→ **WHAT THE TASK REQUIRES**
Repeat everything in the material exactly.

→ **DATASET ENTRIES**

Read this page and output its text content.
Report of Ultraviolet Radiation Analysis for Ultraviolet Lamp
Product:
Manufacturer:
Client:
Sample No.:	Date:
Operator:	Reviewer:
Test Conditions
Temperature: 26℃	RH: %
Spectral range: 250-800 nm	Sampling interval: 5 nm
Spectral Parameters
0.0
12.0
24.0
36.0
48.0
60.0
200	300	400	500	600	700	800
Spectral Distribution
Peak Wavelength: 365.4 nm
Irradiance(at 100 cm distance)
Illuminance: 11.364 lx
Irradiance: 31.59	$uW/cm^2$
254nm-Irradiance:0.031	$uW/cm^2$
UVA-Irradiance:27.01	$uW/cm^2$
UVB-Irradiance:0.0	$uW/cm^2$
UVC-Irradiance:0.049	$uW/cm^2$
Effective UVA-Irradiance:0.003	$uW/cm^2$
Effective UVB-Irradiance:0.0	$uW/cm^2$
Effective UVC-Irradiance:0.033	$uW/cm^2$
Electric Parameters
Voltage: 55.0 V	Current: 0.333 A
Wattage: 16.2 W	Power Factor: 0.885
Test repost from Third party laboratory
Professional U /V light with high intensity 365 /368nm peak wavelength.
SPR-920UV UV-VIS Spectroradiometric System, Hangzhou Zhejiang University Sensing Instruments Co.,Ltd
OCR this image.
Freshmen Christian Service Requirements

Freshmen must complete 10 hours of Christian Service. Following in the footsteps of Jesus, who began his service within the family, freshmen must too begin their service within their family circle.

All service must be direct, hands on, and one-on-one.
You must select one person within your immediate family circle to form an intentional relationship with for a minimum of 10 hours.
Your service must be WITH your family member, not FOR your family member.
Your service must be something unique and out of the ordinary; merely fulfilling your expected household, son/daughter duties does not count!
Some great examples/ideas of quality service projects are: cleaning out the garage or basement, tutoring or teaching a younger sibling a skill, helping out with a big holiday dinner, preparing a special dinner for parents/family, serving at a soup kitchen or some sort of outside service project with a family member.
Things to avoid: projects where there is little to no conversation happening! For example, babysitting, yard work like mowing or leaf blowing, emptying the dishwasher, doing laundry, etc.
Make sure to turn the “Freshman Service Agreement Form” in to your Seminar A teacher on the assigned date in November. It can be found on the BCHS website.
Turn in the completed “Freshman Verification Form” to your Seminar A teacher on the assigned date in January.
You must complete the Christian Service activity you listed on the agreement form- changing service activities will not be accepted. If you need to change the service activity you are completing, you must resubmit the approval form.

→ **PROBLEM SOLUTION**
Read this page and output its text content.
Report of Ultraviolet Radiation Analysis for Ultraviolet Lamp
Product:
Manufacturer:
Client:
Sample No.:	Date:
Operator:	Reviewer:
Test Conditions
Temperature: 26℃	RH: %
Spectral range: 250-800 nm	Sampling interval: 5 nm
Spectral Parameters
0.0
12.0
24.0
36.0
48.0
60.0
200	300	400	500	600	700	800
Spectral Distribution
Peak Wavelength: 365.4 nm
Irradiance(at 100 cm distance)
Illuminance: 11.364 lx
Irradiance: 31.59	$uW/cm^2$
254nm-Irradiance:0.031	$uW/cm^2$
UVA-Irradiance:27.01	$uW/cm^2$
UVB-Irradiance:0.0	$uW/cm^2$
UVC-Irradiance:0.049	$uW/cm^2$
Effective UVA-Irradiance:0.003	$uW/cm^2$
Effective UVB-Irradiance:0.0	$uW/cm^2$
Effective UVC-Irradiance:0.033	$uW/cm^2$
Electric Parameters
Voltage: 55.0 V	Current: 0.333 A
Wattage: 16.2 W	Power Factor: 0.885
Test repost from Third party laboratory
Professional U /V light with high intensity 365 /368nm peak wavelength.
SPR-920UV UV-VIS Spectroradiometric System, Hangzhou Zhejiang University Sensing Instruments Co.,Ltd
OCR this image.
Freshmen Christian Service Requirements

Freshmen must complete 10 hours of Christian Service. Following in the footsteps of Jesus, who began his service within the family, freshmen must too begin their service within their family circle.

All service must be direct, hands on, and one-on-one.
You must select one person within your immediate family circle to form an intentional relationship with for a minimum of 10 hours.
Your service must be WITH your family member, not FOR your family member.
Your service must be something unique and out of the ordinary; merely fulfilling your expected household, son/daughter duties does not count!
Some great examples/ideas of quality service projects are: cleaning out the garage or basement, tutoring or teaching a younger sibling a skill, helping out with a big holiday dinner, preparing a special dinner for parents/family, serving at a soup kitchen or some sort of outside service project with a family member.
Things to avoid: projects where there is little to no conversation happening! For example, babysitting, yard work like mowing or leaf blowing, emptying the dishwasher, doing laundry, etc.
Make sure to turn the “Freshman Service Agreement Form” in to your Seminar A teacher on the assigned date in November. It can be found on the BCHS website.
Turn in the completed “Freshman Verification Form” to your Seminar A teacher on the assigned date in January.
You must complete the Christian Service activity you listed on the agreement form- changing service activities will not be accepted. If you need to change the service activity you are completing, you must resubmit the approval form.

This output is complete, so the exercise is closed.